==== Fragmento del documento ====

Los tiempos del ser humano no son los mismos que los tiempos del universo, que tiene unos 4500 millones de años de existencia, mientras que la vida en la Tierra existe desde hace unos 3500 millones. El ser humano apareció hace unos 2 millones de años y apenas hace unos 200.000 recibimos la última mejora cualitativa a nuestro organismo al evolucionar el neocórtex, una parte del cerebro dedicada a la toma de algunas decisiones de manera intuitiva como pieza clave de nuestro sistema de supervivencia.

Mientras tanto, de manera artificial hemos creado unidades para medir el tiempo de forma cronológica, con todas las implicaciones que ello tiene para nuestro quehacer cotidiano. Le hemos puesto precio al tiempo, hemos inventado la hora de entrada y de salida y la llegada tardía, y hemos estandarizado la hora a la que se empieza y se termina la formación académica para estudiantes en la niñez y adolescencia, como si todos aprendiéramos con la misma efectividad en los mismos tiempos del día.

Resulta llamativo que, en esta búsqueda por ordenar el quehacer humano, le hemos puesto valor al tiempo cronológico – medido de manera estándar en segundos, minutos, horas, días y años – y se lo hemos quitado al kairos, que es como los griegos denominaban el tiempo subjetivo, aquel que se percibe más lento o más rápido según cuánto estemos involucrados desde nuestras emociones y espiritualidad a un asunto. Existe la percepción generalizada de que cuando la estamos pasando bien, el tiempo pasa más rápido. ¿Qué tal si, en lugar de contar los años de vida, contáramos la cantidad de instantes de dicha y felicidad absoluta?

==== Ítems proporcionados ====

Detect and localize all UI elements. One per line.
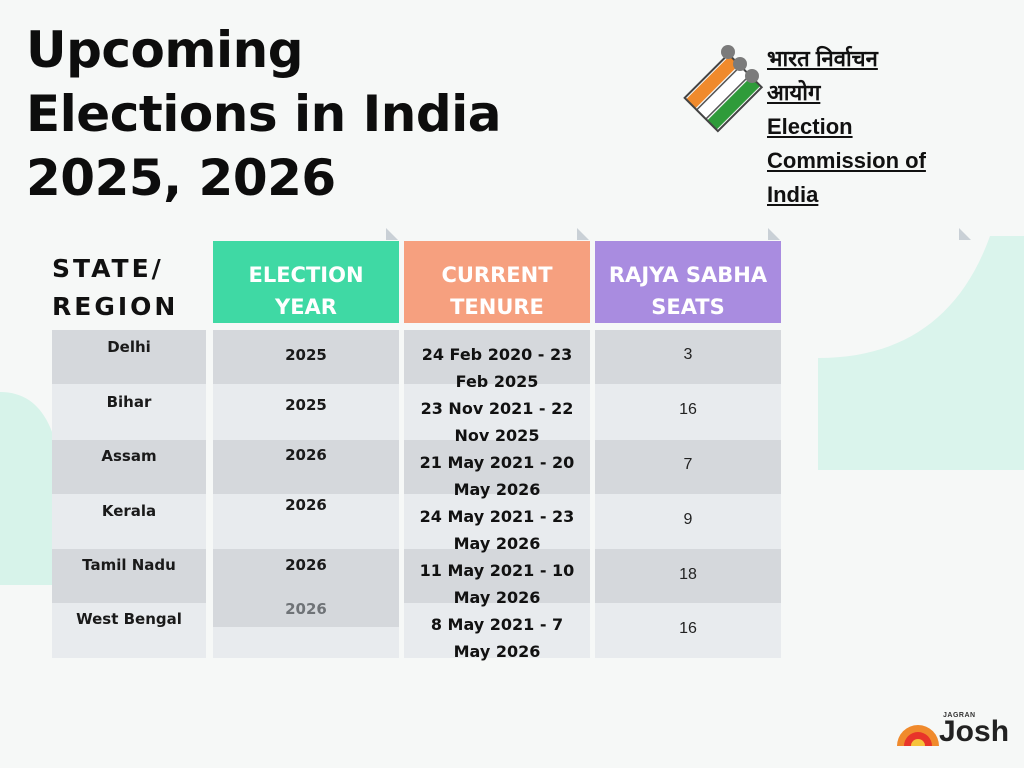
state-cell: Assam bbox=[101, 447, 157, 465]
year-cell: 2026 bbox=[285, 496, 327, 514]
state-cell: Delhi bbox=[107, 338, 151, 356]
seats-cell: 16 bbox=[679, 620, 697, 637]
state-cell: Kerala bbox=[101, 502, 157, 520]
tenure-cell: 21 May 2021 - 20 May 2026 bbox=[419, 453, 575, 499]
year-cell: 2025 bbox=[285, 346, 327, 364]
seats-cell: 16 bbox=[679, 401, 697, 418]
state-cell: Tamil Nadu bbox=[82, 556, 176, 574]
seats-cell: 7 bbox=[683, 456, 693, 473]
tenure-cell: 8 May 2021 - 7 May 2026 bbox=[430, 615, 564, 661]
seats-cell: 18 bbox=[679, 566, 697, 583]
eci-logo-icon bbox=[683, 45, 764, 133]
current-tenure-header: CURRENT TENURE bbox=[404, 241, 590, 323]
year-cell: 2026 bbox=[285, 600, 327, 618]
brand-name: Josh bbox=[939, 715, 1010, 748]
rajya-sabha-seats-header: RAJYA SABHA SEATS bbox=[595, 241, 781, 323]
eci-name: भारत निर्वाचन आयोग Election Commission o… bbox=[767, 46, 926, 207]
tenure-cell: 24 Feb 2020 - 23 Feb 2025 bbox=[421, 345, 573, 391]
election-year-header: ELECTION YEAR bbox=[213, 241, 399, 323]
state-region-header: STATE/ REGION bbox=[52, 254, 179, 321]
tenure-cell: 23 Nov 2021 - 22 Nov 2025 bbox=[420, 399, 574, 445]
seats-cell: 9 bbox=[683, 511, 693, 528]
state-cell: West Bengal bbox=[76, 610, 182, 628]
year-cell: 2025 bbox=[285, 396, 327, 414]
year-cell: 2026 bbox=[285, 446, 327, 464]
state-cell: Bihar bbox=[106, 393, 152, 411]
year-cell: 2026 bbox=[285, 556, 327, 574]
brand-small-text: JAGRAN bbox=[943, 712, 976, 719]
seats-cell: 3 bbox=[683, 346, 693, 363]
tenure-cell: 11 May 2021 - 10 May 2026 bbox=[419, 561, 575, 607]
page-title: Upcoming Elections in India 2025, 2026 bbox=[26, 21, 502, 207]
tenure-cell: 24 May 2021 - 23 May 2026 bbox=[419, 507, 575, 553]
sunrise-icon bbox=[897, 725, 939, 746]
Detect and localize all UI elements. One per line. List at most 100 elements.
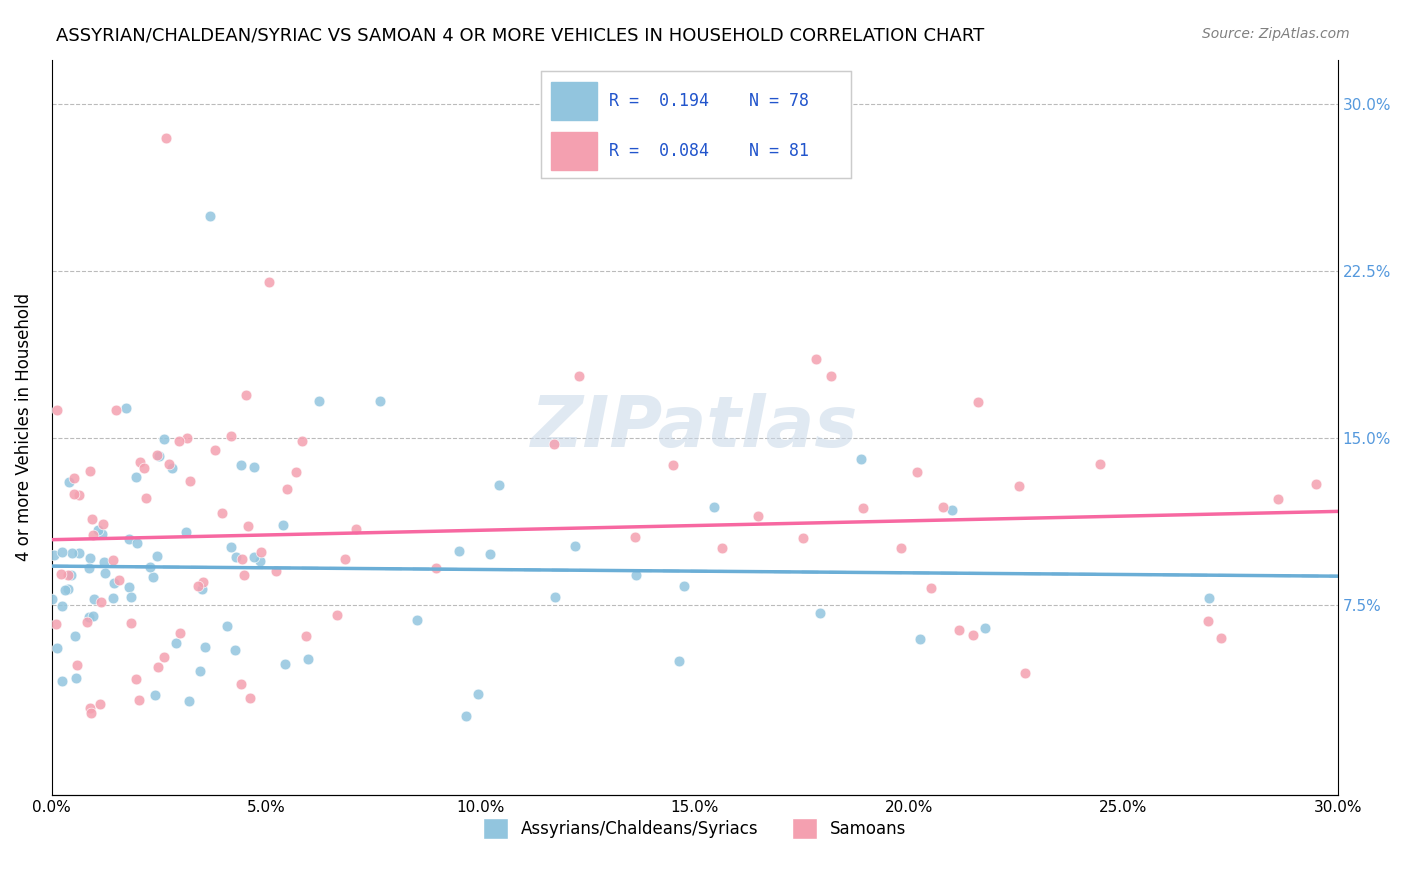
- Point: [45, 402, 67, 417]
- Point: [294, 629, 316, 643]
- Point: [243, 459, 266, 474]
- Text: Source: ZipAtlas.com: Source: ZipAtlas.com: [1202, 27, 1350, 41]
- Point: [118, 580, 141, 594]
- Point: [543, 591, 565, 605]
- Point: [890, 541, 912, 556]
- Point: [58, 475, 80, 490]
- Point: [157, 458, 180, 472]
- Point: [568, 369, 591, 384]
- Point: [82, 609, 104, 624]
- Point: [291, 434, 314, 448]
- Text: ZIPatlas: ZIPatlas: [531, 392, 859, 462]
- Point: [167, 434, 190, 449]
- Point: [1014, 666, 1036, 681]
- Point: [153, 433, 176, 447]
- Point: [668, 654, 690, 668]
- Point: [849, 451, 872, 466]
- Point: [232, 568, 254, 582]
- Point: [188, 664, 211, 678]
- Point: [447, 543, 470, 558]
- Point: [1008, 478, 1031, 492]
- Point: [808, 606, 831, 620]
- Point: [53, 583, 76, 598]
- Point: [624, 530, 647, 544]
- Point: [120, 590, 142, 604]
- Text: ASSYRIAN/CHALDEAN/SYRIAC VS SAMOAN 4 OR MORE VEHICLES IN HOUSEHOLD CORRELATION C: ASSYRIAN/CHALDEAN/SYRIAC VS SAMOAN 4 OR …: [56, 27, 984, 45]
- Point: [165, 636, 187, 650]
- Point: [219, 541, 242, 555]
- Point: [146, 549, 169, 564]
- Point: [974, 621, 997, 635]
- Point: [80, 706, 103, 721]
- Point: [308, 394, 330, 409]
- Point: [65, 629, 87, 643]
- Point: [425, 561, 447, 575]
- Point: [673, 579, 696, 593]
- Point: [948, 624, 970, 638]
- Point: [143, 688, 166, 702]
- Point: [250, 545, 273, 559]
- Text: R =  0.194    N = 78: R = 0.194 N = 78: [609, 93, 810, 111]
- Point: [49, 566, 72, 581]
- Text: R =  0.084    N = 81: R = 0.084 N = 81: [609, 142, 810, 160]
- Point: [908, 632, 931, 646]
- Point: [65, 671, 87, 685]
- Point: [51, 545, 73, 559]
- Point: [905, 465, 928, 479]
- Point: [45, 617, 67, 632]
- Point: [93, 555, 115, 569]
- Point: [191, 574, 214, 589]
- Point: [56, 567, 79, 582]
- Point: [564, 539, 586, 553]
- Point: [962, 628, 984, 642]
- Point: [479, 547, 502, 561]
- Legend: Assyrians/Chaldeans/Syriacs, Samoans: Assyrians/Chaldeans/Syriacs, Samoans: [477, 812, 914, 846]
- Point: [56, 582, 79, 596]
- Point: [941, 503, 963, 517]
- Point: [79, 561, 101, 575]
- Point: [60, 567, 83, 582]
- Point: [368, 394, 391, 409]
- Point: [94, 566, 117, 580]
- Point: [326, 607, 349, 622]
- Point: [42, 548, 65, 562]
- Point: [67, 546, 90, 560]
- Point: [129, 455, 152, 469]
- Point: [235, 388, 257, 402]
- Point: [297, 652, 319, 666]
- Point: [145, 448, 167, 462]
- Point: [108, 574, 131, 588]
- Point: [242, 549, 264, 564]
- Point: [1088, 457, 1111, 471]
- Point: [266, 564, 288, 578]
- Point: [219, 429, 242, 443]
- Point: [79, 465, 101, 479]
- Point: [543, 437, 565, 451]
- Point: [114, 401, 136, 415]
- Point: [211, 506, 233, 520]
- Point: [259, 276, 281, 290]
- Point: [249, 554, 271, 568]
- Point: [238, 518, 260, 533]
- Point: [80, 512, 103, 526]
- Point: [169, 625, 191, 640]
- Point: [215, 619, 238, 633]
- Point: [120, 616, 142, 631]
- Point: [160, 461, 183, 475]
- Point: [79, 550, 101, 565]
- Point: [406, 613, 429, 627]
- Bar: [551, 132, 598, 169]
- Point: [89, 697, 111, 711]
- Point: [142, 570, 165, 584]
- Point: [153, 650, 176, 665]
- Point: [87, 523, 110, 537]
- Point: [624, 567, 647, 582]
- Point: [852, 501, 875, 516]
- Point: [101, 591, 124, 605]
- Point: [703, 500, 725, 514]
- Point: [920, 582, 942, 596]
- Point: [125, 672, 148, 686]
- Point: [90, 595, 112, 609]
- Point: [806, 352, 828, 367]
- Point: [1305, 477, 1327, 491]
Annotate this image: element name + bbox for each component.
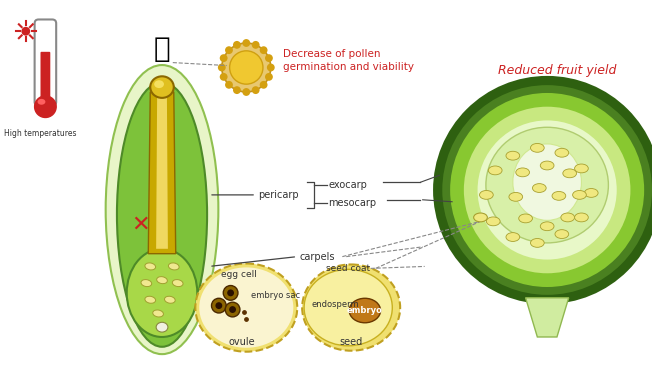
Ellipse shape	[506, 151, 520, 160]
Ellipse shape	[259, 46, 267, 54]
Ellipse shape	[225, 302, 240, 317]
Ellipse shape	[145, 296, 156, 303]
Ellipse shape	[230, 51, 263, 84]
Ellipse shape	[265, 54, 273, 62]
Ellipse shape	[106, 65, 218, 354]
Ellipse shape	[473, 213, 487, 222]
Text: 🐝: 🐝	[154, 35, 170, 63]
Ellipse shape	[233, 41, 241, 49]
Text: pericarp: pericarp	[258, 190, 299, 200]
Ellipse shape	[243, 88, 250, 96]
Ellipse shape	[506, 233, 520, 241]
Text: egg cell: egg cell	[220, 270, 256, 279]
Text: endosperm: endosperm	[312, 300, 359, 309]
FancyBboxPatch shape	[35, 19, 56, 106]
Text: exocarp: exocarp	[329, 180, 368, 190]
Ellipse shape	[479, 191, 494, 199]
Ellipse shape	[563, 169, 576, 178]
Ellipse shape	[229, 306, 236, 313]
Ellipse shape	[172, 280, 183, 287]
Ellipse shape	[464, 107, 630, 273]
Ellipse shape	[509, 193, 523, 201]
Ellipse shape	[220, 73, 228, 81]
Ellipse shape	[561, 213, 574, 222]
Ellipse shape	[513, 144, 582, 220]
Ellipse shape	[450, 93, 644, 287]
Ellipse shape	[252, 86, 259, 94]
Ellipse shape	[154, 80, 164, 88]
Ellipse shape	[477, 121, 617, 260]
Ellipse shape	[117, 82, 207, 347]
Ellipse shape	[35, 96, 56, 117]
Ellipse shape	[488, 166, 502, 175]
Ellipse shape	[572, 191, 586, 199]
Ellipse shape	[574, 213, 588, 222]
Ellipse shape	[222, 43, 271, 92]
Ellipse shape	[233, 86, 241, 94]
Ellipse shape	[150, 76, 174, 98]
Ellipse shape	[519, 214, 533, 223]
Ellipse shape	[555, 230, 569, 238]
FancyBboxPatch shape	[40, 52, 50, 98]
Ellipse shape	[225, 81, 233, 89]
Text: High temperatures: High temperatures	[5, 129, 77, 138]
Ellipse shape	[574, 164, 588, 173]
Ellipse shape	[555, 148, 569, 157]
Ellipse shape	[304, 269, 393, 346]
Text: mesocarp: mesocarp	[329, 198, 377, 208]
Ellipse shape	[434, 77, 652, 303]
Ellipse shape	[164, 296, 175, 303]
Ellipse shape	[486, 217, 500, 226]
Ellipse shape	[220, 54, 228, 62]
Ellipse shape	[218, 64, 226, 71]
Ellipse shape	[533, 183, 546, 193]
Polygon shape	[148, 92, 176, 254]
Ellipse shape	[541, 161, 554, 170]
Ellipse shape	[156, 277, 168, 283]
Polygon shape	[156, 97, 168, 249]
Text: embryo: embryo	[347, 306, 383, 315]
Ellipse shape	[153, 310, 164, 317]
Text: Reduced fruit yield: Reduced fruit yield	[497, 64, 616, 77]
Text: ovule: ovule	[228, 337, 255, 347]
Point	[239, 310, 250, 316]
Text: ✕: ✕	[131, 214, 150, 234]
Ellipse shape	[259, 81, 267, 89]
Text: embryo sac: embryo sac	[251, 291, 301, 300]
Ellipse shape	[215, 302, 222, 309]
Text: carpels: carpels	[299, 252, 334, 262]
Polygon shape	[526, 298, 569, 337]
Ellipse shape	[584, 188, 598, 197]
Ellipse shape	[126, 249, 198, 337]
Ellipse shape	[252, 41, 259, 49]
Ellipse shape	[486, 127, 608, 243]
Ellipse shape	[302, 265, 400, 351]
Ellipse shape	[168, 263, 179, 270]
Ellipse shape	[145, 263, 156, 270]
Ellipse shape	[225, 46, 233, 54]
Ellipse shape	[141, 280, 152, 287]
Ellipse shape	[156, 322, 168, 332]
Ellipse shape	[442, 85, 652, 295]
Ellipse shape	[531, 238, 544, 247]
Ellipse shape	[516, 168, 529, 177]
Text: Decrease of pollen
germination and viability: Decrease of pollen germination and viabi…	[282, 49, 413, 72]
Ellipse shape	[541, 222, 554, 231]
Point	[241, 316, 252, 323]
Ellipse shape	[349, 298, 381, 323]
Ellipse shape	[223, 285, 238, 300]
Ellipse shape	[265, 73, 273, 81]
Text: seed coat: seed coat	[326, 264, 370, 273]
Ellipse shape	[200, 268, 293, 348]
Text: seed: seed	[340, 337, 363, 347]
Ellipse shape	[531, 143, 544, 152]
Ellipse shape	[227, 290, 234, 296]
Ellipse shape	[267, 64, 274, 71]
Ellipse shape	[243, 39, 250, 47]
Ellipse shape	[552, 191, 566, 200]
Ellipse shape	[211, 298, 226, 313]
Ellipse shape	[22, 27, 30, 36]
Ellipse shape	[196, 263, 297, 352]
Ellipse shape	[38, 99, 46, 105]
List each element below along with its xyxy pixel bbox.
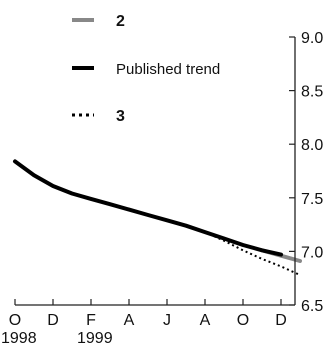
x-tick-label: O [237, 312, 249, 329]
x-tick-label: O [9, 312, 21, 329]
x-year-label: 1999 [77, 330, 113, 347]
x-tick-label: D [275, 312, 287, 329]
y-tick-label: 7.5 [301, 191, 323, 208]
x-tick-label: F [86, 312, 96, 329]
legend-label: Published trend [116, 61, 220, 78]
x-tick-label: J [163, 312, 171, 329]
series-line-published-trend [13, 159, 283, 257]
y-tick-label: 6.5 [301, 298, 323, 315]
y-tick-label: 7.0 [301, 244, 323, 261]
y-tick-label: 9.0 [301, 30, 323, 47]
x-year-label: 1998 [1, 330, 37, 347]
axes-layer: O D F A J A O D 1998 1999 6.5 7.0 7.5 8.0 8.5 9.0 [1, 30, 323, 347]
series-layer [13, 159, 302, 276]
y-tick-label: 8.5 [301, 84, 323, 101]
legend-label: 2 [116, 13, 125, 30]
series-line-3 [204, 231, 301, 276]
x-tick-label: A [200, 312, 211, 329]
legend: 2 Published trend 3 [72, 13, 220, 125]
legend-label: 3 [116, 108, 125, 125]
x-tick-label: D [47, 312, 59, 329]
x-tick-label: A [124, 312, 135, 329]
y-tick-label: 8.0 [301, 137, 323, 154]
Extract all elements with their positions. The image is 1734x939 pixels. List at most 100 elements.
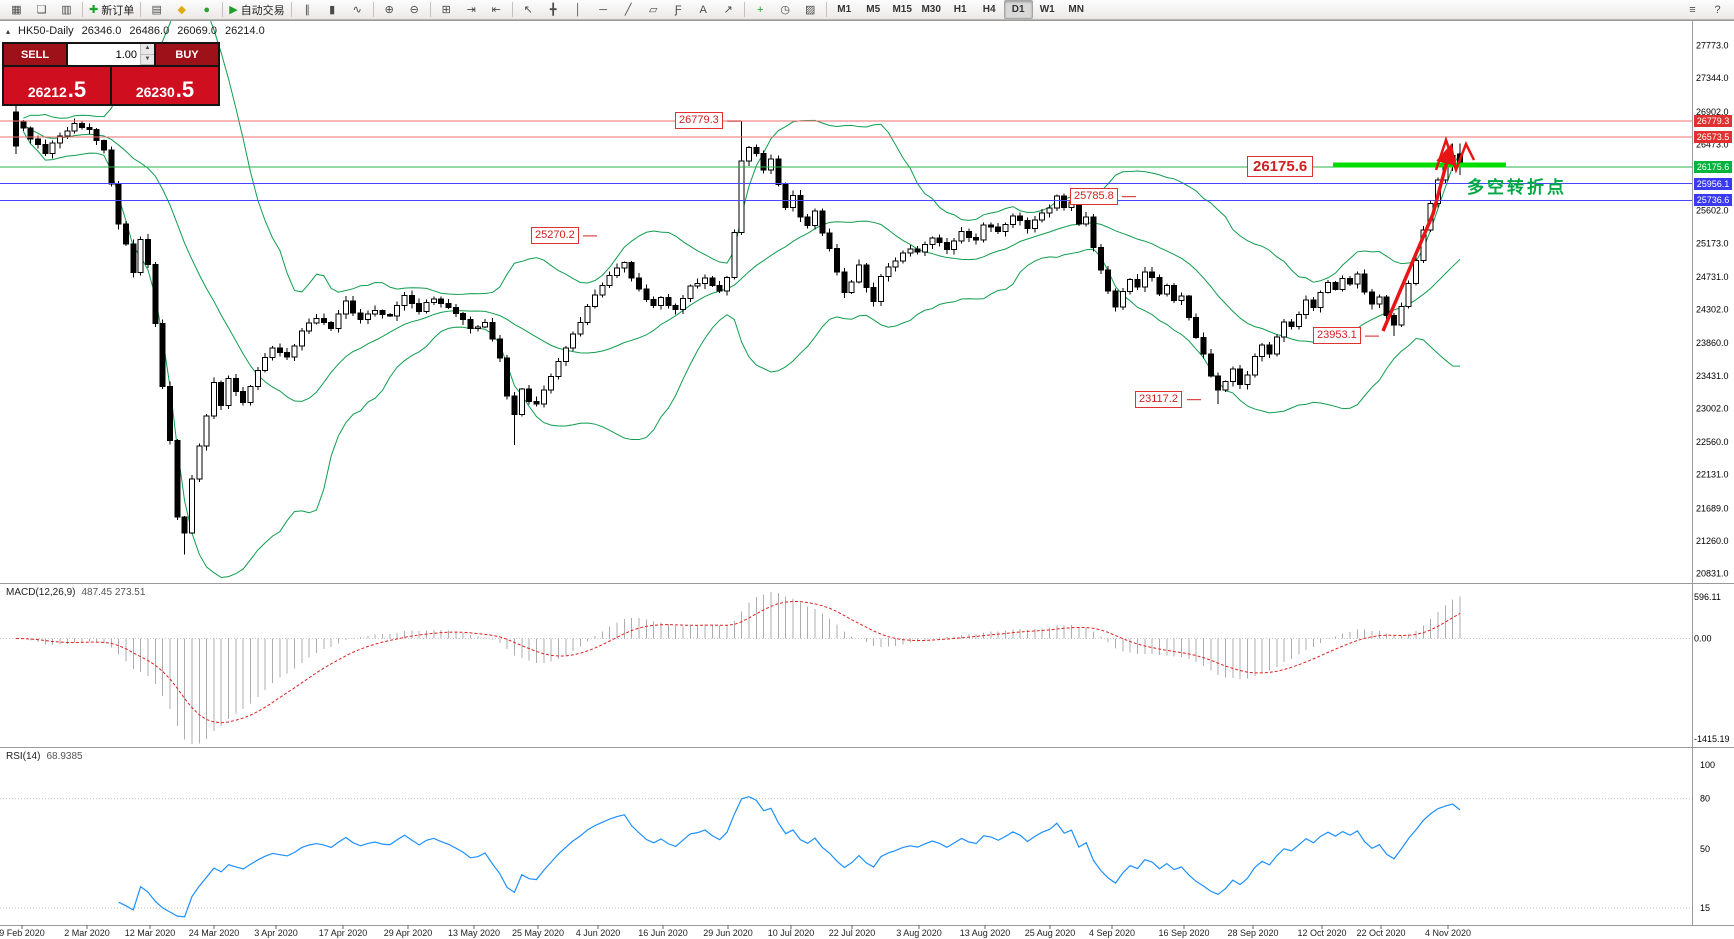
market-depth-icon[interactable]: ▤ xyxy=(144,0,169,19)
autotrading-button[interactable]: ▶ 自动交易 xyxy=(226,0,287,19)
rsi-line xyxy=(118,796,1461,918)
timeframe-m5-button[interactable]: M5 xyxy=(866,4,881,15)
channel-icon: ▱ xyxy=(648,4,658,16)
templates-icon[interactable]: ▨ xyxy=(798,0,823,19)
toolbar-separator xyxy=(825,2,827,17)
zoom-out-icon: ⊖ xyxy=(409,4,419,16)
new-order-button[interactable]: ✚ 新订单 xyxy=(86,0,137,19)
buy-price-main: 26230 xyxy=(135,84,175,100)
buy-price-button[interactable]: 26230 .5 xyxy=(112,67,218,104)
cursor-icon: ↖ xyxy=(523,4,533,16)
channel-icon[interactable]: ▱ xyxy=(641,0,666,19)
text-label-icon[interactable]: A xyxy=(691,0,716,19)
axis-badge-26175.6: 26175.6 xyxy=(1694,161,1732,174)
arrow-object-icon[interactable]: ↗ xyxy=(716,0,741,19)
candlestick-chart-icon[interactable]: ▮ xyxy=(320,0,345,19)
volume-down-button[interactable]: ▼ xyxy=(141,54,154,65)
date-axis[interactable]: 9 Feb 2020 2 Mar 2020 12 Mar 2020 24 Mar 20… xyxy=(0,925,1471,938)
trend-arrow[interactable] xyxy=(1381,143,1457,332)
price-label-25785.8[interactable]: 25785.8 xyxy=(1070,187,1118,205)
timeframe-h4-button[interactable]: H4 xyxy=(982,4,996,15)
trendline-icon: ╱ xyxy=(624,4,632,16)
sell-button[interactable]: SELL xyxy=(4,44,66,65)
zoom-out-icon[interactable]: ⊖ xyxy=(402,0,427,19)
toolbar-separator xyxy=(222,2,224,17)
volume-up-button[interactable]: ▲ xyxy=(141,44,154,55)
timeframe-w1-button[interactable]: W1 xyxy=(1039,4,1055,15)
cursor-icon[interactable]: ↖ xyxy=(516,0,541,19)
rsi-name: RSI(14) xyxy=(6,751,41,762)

====

**Instrucción**:
Retoma el texto sobre el tiempo cronológico y el kairos y continúalo a partir de su última oración.

**Respuesta**:
Esto nos invita a explorar las diferencias entre los valores – los principios éticos de los que se compone la integridad humana – y los valores monetizables, ya sean títulos bursátiles o documentos fungibles como cheques o billetes. Ambos inventos han generado una innecesaria tensión entre el ser y el tener, llevándonos a lo que podríamos describir como extractivismo, que es una actitud respecto a la naturaleza que consiste en maximizar la monetización en el menor tiempo posible a pesar de que ello implique una degradación de los recursos naturales que permiten la monetización en primera instancia.

No creemos que exista ningún ser humano que piense así de manera consciente e intencional. Sería epítome de la perversidad. Más bien, los plazos en los que anhelamos materializar el valor monetizable de una actividad contrarían los tiempos en los que la naturaleza se puede regenerar a sí misma y continuar floreciendo como lo ha hecho por tantísimo tiempo antes de que la especie humana evolucionara de entre la biósfera.

¿Cuál es el valor conservable de la Tierra? A cada persona le importará algo más o menos que a otros. Entre todos deberíamos ser capaces de hacer converger nuestras aspiraciones de manera que, cuando nos hayamos retirado de esta densidad terrena, continúe habiendo belleza, riqueza y bienestar para quienes nos sobreviven. Eso es legado, y forma parte del propósito que nos convoca como seres humanos. Habrá quienes hayan descubierto su propósito a temprana edad. A otros les tomará más tiempo. Lo importante es saber que ese día llegará.

Si cada persona tuviera la autoridad política o espiritual de una pequeña tribu de unos 160 individuos, tendríamos clarísimo lo que nos conviene a la colectividad y actuaríamos de conformidad. Ese ejercicio de priorización de lo colectivo sobre lo individual podría ser el sustrato de la gran revolución que la humanidad debe liderar por su propia supervivencia y la del planeta que compartimos con las demás formas de vida que, por ahora, sabemos que existen en el vasto universo.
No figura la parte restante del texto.